1. Começámos a semana com uma grande notícia: segundo as previsões da Comissão Europeia, o nosso PIB vai crescer este ano mais do dobro da média da UE e acima do crescimento previsto para a generalidade dos nossos “concorrentes” mais diretos, os países de Leste. A Leste, só mesmo a Roménia continuará a crescer mais do que nós, o que significa que em 2024 nos ultrapassará no ranking europeu do PIB per capita.
Em qualquer caso, esta foi uma boa notícia. Uma notícia que serviu imediatamente para o Governo se congratular com as previsões, tomando-as como mérito seu. É natural que o faça. Se as previsões fossem de sentido contrário, também o Governo estaria a esta hora a ser criticado. Uma notícia que motivou também alguns comentários no sentido de que, finalmente, estamos a mudar de rumo e de tendência. Segundo alguns opinadores, deixámos de crescer “poucochinho” para, finalmente, termos crescimentos robustos e sustentáveis.
2. Se assim fosse, tudo seria excelente. O problema é que, infelizmente, não é. Como Portugal tem uma tendência para as meias-verdades, só se falou das previsões da Comissão Europeia para 2023. Mas omitiram-se as previsões relativas a 2024. É que, também segundo a Comissão Europeia, no próximo ano voltaremos ao “rame-rame” habitual: já não cresceremos acima dos 2% mas abaixo dos 2% (1,8% em concreto); haverá então 17 países dos 27 da União a crescer mais do que Portugal; e todos os países de Leste, nossos “concorrentes” directos, crescerão, todos eles, bem mais do que o nosso país. Esta é a outra meia-verdade que ficou por contar. Afinal, ao copo meio-cheio de 2023 volta a juntar-se o copo meio-vazio de 2024!
3. O que me preocupa não é esta tendência nacional para realçar o que é bom e encobrir o que é mau. O que verdadeiramente me inquieta é a falta de ambição. Terminado o epifenómeno de 2023, voltaremos a ser em 2024 um país sem ambição. Contentamo-nos com pouco e resignamo-nos perante a realidade. É isso que não pode ser. Temos de ambicionar crescer muito mais. Se o fizemos no final do século passado, entre 1985 e 2000, qual a razão por que não o fazemos agora? Temos de ambicionar subir salários. Não é com baixos salários que logramos ter sucesso no país e mobilizar os nossos jovens talentos. Temos de ambicionar aumentar pensões. Se 80% dos reformados têm pensões até 700€, não podemos parar enquanto não dermos a volta a esta vergonha nacional. Temos de ambicionar impostos mais baixos. A classe média está asfixiada de impostos e, sem uma classe média dinâmica e empreendedora, o futuro perde força e nitidez.
É desta ambição que precisamos. E não vale a pena contrariar, invocando a tradicional lamúria de que somos um país pequeno. Na UE até somos um país médio. Na população e no território. Mas, para os que teimam na ideia da pequenez, importa recordar-lhes que a Irlanda e a Dinamarca, países mais pequenos que Portugal, lideram todos os rankings de crescimento e competitividade. Afinal, o problema não é a dimensão. É a falta de ambição.

-.-.-

COMO RESOLVER
Segundo a Comissão Europeia, quantos países da União deverão crescer mais do que Portugal em 2024, de acordo com o texto? Responda apenas com base no texto.

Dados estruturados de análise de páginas
-.-.-

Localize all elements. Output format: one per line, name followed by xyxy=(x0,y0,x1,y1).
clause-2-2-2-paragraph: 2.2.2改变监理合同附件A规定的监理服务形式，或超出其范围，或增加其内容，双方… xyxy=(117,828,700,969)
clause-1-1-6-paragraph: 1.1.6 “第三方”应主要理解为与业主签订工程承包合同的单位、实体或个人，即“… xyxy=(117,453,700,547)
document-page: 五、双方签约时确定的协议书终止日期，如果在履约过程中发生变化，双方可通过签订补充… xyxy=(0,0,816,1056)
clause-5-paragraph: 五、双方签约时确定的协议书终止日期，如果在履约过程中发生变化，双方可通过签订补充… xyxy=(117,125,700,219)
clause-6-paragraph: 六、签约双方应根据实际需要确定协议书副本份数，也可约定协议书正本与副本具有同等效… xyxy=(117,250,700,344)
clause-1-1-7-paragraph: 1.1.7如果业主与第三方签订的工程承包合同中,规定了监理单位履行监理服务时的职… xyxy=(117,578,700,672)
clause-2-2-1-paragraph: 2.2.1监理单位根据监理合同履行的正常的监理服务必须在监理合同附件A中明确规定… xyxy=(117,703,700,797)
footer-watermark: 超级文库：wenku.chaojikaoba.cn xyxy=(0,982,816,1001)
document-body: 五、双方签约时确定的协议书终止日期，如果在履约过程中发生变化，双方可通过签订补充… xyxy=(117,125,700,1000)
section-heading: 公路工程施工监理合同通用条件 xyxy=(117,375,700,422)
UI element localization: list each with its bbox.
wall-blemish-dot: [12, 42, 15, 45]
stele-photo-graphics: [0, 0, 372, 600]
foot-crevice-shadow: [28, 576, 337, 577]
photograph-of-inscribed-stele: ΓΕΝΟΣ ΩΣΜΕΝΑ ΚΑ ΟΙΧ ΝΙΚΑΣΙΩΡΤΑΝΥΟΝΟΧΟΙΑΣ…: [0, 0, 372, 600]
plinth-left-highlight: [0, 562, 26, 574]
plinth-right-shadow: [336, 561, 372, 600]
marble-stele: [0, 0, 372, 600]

-.-.-

TAREFA RESOLVIDA
17 dos 27 países da União.